#### TASK DIRECTIONS:
For every line in the data below that contains "half", copy the line.

Records from a data source:

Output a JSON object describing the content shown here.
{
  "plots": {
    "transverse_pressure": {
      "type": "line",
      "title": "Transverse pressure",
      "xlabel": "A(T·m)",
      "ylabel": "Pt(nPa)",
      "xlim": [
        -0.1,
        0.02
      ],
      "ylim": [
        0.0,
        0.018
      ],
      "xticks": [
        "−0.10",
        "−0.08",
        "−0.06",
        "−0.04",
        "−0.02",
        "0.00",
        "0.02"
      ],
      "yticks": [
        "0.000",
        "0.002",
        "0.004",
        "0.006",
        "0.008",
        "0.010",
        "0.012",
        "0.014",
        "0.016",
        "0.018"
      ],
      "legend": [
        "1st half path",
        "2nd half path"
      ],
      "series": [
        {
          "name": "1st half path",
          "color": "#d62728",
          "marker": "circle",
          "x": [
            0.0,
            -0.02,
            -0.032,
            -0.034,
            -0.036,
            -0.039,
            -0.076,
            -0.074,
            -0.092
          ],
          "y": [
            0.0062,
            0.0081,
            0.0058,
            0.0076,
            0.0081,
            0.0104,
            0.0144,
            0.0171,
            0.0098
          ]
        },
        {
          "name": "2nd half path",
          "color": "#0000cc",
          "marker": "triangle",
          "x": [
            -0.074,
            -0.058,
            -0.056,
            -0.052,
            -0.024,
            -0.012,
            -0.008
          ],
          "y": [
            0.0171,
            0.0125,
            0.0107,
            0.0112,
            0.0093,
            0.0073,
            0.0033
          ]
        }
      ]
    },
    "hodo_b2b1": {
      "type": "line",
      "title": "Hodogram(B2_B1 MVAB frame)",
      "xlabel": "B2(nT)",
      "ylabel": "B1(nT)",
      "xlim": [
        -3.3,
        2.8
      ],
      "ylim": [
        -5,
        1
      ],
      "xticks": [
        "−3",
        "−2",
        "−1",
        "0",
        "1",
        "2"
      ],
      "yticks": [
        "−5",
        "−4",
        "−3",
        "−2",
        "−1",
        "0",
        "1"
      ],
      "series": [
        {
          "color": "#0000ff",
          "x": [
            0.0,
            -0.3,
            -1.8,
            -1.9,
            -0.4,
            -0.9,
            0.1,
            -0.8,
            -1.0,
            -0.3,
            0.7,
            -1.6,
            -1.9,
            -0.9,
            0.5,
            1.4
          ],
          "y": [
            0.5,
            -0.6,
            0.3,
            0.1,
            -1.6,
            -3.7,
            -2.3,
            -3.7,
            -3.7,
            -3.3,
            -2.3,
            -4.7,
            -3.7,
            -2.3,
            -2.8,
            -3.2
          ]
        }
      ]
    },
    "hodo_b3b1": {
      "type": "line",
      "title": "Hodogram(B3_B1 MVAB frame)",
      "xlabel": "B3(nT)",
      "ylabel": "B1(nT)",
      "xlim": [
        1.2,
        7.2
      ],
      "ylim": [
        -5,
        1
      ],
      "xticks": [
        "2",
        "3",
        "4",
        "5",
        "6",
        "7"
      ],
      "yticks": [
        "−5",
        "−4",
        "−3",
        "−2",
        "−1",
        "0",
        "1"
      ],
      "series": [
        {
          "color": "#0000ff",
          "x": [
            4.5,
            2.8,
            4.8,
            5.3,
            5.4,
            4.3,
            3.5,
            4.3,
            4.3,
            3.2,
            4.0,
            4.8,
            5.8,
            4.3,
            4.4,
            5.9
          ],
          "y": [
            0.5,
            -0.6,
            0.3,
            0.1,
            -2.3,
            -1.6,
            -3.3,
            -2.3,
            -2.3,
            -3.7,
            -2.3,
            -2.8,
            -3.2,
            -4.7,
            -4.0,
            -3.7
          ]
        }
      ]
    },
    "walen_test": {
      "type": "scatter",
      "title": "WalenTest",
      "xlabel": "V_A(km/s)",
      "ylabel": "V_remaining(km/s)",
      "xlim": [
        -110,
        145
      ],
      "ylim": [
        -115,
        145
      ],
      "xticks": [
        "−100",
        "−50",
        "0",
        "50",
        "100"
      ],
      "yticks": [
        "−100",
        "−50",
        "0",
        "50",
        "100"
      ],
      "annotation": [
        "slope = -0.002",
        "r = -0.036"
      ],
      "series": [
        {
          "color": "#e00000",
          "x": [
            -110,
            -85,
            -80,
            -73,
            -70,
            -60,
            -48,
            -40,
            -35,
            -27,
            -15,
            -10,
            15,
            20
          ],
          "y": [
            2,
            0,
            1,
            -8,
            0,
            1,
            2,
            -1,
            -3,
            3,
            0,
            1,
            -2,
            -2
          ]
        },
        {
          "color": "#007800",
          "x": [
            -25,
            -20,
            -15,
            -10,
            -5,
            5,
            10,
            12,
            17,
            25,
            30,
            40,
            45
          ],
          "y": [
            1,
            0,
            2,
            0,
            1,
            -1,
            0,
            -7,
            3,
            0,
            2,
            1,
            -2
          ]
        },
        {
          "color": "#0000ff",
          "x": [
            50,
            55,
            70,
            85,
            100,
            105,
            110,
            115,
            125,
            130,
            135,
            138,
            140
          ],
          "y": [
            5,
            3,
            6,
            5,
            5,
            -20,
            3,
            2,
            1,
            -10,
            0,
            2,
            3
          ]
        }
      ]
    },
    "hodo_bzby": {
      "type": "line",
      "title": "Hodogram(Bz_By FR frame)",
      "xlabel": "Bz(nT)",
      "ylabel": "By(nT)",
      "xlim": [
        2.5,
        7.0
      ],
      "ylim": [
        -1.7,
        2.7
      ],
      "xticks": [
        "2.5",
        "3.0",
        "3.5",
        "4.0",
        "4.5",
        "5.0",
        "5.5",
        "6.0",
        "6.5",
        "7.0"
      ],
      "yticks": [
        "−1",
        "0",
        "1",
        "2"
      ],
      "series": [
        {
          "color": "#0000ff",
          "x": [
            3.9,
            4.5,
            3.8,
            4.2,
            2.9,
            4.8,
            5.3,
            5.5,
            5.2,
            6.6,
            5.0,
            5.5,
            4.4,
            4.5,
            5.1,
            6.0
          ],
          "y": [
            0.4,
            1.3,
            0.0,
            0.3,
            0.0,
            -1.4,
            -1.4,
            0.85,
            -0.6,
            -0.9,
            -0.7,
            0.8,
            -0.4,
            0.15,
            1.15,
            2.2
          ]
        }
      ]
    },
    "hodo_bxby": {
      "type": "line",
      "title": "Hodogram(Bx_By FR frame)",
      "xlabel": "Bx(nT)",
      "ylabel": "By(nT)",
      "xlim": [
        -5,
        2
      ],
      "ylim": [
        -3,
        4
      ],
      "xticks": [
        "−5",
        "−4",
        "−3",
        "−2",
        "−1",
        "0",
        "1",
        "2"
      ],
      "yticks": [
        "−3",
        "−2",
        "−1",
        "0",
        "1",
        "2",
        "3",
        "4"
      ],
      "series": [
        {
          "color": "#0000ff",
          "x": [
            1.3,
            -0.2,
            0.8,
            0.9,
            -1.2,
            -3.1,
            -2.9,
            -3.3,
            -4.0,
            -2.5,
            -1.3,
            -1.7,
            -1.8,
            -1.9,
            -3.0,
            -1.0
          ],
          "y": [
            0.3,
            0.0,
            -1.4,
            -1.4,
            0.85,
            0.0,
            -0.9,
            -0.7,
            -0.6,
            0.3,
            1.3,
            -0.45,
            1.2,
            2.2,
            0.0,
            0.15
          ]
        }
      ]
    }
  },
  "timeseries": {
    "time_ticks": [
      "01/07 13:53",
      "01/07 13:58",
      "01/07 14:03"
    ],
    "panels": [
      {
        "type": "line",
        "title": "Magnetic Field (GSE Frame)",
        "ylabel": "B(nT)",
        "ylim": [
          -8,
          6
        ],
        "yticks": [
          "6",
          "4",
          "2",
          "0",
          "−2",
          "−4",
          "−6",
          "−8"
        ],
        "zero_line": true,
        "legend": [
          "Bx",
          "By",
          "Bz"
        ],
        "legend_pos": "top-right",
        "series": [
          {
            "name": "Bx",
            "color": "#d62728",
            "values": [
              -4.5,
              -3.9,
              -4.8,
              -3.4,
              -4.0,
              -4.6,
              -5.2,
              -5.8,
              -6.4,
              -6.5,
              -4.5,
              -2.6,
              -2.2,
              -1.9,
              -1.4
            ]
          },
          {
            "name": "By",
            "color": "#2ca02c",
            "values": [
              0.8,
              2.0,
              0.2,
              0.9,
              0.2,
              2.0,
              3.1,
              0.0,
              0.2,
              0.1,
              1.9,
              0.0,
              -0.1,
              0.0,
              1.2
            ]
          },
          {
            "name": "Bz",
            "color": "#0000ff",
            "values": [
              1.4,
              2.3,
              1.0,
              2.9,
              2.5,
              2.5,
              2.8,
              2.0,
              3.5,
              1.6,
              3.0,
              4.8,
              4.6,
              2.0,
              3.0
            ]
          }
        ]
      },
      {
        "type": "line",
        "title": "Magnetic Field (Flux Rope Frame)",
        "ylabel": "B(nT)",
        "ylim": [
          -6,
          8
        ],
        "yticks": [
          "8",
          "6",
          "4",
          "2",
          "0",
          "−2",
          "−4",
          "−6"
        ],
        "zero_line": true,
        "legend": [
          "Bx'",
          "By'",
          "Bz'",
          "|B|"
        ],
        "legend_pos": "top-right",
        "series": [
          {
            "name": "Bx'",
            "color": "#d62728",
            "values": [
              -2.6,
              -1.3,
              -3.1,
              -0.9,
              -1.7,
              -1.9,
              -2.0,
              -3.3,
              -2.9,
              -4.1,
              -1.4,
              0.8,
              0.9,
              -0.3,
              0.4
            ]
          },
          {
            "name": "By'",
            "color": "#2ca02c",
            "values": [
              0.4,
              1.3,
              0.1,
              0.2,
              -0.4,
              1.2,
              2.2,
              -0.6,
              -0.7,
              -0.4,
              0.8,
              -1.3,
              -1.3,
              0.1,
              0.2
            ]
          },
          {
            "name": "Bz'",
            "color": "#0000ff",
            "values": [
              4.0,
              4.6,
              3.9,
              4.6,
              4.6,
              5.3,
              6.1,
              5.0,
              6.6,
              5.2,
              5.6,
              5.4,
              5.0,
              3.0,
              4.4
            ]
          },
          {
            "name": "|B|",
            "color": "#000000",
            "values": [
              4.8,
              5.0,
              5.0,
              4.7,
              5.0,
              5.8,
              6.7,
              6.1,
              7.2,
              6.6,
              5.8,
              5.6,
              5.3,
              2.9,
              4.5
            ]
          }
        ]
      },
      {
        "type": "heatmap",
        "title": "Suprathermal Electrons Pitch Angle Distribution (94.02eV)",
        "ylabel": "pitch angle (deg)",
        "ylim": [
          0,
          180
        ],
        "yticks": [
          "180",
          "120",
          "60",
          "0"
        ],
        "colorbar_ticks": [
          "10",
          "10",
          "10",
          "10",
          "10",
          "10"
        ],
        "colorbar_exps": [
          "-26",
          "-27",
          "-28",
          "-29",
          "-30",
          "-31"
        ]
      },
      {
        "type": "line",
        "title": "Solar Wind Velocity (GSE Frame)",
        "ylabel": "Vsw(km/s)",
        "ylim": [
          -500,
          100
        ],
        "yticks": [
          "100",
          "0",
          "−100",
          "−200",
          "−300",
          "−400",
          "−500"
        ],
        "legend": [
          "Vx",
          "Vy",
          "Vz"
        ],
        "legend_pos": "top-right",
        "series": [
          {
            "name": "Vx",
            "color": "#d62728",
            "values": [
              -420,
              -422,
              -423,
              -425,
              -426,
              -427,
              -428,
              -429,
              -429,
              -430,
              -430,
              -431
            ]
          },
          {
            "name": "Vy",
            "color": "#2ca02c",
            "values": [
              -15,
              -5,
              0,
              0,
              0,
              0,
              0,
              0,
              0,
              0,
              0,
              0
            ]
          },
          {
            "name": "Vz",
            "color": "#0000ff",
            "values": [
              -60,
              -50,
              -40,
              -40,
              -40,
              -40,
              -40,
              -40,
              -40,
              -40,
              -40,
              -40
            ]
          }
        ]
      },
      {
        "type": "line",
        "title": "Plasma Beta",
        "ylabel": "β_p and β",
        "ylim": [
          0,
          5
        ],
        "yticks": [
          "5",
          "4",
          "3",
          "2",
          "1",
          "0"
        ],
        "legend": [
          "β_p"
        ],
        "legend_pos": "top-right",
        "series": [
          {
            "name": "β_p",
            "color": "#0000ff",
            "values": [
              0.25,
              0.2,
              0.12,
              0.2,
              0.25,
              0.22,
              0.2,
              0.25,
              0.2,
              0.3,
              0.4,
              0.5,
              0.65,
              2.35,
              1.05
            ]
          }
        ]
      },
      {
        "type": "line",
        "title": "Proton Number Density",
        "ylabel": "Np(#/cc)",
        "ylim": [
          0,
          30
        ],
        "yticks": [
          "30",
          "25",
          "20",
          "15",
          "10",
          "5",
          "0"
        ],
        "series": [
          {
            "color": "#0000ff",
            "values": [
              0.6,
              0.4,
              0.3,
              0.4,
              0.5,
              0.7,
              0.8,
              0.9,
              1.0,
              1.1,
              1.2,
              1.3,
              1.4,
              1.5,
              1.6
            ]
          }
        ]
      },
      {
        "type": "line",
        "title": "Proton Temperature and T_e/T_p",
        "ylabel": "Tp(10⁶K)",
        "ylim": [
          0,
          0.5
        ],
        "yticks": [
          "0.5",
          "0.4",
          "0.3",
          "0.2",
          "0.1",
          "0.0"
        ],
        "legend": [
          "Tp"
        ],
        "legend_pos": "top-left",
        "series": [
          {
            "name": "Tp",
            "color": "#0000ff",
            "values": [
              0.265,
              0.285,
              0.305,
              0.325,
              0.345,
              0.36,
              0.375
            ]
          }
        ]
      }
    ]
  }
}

#### OUTPUT OF THE TASK:
        "1st half path",
        "2nd half path"
          "name": "1st half path",
          "name": "2nd half path",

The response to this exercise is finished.